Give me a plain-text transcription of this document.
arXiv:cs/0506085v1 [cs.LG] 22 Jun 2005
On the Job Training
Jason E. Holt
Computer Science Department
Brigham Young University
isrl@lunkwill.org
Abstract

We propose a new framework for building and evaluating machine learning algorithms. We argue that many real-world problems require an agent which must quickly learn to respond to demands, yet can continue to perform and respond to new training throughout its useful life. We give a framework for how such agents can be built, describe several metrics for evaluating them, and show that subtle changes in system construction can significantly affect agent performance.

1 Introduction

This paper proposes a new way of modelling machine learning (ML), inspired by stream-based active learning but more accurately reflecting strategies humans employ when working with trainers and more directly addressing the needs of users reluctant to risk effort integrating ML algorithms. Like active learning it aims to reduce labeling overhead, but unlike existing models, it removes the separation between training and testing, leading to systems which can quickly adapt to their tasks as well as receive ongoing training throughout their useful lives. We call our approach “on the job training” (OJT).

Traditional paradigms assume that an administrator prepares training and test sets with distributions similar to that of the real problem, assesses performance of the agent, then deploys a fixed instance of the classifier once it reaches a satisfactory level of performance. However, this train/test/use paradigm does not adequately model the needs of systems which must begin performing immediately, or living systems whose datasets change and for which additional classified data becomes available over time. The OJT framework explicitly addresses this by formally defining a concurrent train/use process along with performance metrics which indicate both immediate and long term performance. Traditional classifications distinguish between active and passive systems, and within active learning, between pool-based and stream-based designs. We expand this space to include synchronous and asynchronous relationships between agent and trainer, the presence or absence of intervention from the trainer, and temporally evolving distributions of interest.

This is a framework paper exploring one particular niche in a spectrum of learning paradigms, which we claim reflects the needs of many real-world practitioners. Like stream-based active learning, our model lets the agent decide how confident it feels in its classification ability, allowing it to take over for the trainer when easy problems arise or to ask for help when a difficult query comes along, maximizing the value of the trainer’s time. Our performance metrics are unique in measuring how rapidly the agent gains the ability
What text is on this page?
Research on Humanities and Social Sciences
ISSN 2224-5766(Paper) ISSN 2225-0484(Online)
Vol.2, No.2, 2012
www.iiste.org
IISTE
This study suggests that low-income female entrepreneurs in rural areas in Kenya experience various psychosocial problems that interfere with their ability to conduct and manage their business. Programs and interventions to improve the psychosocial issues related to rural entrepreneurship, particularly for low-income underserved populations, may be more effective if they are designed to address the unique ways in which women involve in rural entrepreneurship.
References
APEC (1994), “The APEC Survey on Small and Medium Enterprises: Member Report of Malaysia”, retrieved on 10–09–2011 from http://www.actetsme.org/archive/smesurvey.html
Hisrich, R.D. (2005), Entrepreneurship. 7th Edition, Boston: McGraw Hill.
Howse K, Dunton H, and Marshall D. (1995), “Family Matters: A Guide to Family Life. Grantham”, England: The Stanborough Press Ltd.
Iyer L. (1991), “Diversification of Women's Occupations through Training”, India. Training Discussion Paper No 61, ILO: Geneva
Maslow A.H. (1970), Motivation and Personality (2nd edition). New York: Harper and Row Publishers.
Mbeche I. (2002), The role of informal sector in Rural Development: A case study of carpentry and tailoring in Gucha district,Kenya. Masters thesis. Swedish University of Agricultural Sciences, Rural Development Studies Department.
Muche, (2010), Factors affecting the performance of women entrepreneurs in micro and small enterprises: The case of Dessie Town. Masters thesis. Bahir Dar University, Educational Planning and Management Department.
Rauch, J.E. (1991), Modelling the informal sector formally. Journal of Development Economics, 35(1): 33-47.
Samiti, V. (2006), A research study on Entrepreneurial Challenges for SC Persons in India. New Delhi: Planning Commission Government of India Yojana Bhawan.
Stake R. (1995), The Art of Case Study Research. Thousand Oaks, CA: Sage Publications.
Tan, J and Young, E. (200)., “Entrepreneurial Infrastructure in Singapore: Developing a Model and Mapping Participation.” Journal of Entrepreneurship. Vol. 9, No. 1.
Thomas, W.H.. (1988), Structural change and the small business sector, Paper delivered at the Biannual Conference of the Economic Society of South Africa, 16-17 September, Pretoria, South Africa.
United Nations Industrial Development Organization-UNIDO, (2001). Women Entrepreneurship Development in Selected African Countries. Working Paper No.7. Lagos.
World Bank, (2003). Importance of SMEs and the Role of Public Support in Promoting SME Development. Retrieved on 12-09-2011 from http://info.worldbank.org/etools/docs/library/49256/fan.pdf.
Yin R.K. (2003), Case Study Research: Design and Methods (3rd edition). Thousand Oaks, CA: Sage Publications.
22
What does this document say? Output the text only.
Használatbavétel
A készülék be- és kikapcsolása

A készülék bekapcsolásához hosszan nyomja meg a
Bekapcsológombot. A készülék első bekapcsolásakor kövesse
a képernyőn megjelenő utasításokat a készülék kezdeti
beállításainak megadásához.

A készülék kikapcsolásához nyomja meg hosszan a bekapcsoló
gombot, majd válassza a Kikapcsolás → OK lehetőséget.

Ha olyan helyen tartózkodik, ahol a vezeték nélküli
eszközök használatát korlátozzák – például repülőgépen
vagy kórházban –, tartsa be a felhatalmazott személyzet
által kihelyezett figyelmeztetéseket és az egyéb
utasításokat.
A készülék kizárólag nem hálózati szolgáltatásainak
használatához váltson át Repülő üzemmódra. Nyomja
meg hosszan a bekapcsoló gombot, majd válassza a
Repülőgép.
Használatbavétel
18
※ ※ ※
_WHAT IS REQUIRED_
Without leaving anything out, quote all the data.

_RESULT_
Give me a plain-text transcription of this document.
arXiv:cs/0506085v1 [cs.LG] 22 Jun 2005
On the Job Training
Jason E. Holt
Computer Science Department
Brigham Young University
isrl@lunkwill.org
Abstract

We propose a new framework for building and evaluating machine learning algorithms. We argue that many real-world problems require an agent which must quickly learn to respond to demands, yet can continue to perform and respond to new training throughout its useful life. We give a framework for how such agents can be built, describe several metrics for evaluating them, and show that subtle changes in system construction can significantly affect agent performance.

1 Introduction

This paper proposes a new way of modelling machine learning (ML), inspired by stream-based active learning but more accurately reflecting strategies humans employ when working with trainers and more directly addressing the needs of users reluctant to risk effort integrating ML algorithms. Like active learning it aims to reduce labeling overhead, but unlike existing models, it removes the separation between training and testing, leading to systems which can quickly adapt to their tasks as well as receive ongoing training throughout their useful lives. We call our approach “on the job training” (OJT).

Traditional paradigms assume that an administrator prepares training and test sets with distributions similar to that of the real problem, assesses performance of the agent, then deploys a fixed instance of the classifier once it reaches a satisfactory level of performance. However, this train/test/use paradigm does not adequately model the needs of systems which must begin performing immediately, or living systems whose datasets change and for which additional classified data becomes available over time. The OJT framework explicitly addresses this by formally defining a concurrent train/use process along with performance metrics which indicate both immediate and long term performance. Traditional classifications distinguish between active and passive systems, and within active learning, between pool-based and stream-based designs. We expand this space to include synchronous and asynchronous relationships between agent and trainer, the presence or absence of intervention from the trainer, and temporally evolving distributions of interest.

This is a framework paper exploring one particular niche in a spectrum of learning paradigms, which we claim reflects the needs of many real-world practitioners. Like stream-based active learning, our model lets the agent decide how confident it feels in its classification ability, allowing it to take over for the trainer when easy problems arise or to ask for help when a difficult query comes along, maximizing the value of the trainer’s time. Our performance metrics are unique in measuring how rapidly the agent gains the ability
What text is on this page?
Research on Humanities and Social Sciences
ISSN 2224-5766(Paper) ISSN 2225-0484(Online)
Vol.2, No.2, 2012
www.iiste.org
IISTE
This study suggests that low-income female entrepreneurs in rural areas in Kenya experience various psychosocial problems that interfere with their ability to conduct and manage their business. Programs and interventions to improve the psychosocial issues related to rural entrepreneurship, particularly for low-income underserved populations, may be more effective if they are designed to address the unique ways in which women involve in rural entrepreneurship.
References
APEC (1994), “The APEC Survey on Small and Medium Enterprises: Member Report of Malaysia”, retrieved on 10–09–2011 from http://www.actetsme.org/archive/smesurvey.html
Hisrich, R.D. (2005), Entrepreneurship. 7th Edition, Boston: McGraw Hill.
Howse K, Dunton H, and Marshall D. (1995), “Family Matters: A Guide to Family Life. Grantham”, England: The Stanborough Press Ltd.
Iyer L. (1991), “Diversification of Women's Occupations through Training”, India. Training Discussion Paper No 61, ILO: Geneva
Maslow A.H. (1970), Motivation and Personality (2nd edition). New York: Harper and Row Publishers.
Mbeche I. (2002), The role of informal sector in Rural Development: A case study of carpentry and tailoring in Gucha district,Kenya. Masters thesis. Swedish University of Agricultural Sciences, Rural Development Studies Department.
Muche, (2010), Factors affecting the performance of women entrepreneurs in micro and small enterprises: The case of Dessie Town. Masters thesis. Bahir Dar University, Educational Planning and Management Department.
Rauch, J.E. (1991), Modelling the informal sector formally. Journal of Development Economics, 35(1): 33-47.
Samiti, V. (2006), A research study on Entrepreneurial Challenges for SC Persons in India. New Delhi: Planning Commission Government of India Yojana Bhawan.
Stake R. (1995), The Art of Case Study Research. Thousand Oaks, CA: Sage Publications.
Tan, J and Young, E. (200)., “Entrepreneurial Infrastructure in Singapore: Developing a Model and Mapping Participation.” Journal of Entrepreneurship. Vol. 9, No. 1.
Thomas, W.H.. (1988), Structural change and the small business sector, Paper delivered at the Biannual Conference of the Economic Society of South Africa, 16-17 September, Pretoria, South Africa.
United Nations Industrial Development Organization-UNIDO, (2001). Women Entrepreneurship Development in Selected African Countries. Working Paper No.7. Lagos.
World Bank, (2003). Importance of SMEs and the Role of Public Support in Promoting SME Development. Retrieved on 12-09-2011 from http://info.worldbank.org/etools/docs/library/49256/fan.pdf.
Yin R.K. (2003), Case Study Research: Design and Methods (3rd edition). Thousand Oaks, CA: Sage Publications.
22
What does this document say? Output the text only.
Használatbavétel
A készülék be- és kikapcsolása

A készülék bekapcsolásához hosszan nyomja meg a
Bekapcsológombot. A készülék első bekapcsolásakor kövesse
a képernyőn megjelenő utasításokat a készülék kezdeti
beállításainak megadásához.

A készülék kikapcsolásához nyomja meg hosszan a bekapcsoló
gombot, majd válassza a Kikapcsolás → OK lehetőséget.

Ha olyan helyen tartózkodik, ahol a vezeték nélküli
eszközök használatát korlátozzák – például repülőgépen
vagy kórházban –, tartsa be a felhatalmazott személyzet
által kihelyezett figyelmeztetéseket és az egyéb
utasításokat.
A készülék kizárólag nem hálózati szolgáltatásainak
használatához váltson át Repülő üzemmódra. Nyomja
meg hosszan a bekapcsoló gombot, majd válassza a
Repülőgép.
Használatbavétel
18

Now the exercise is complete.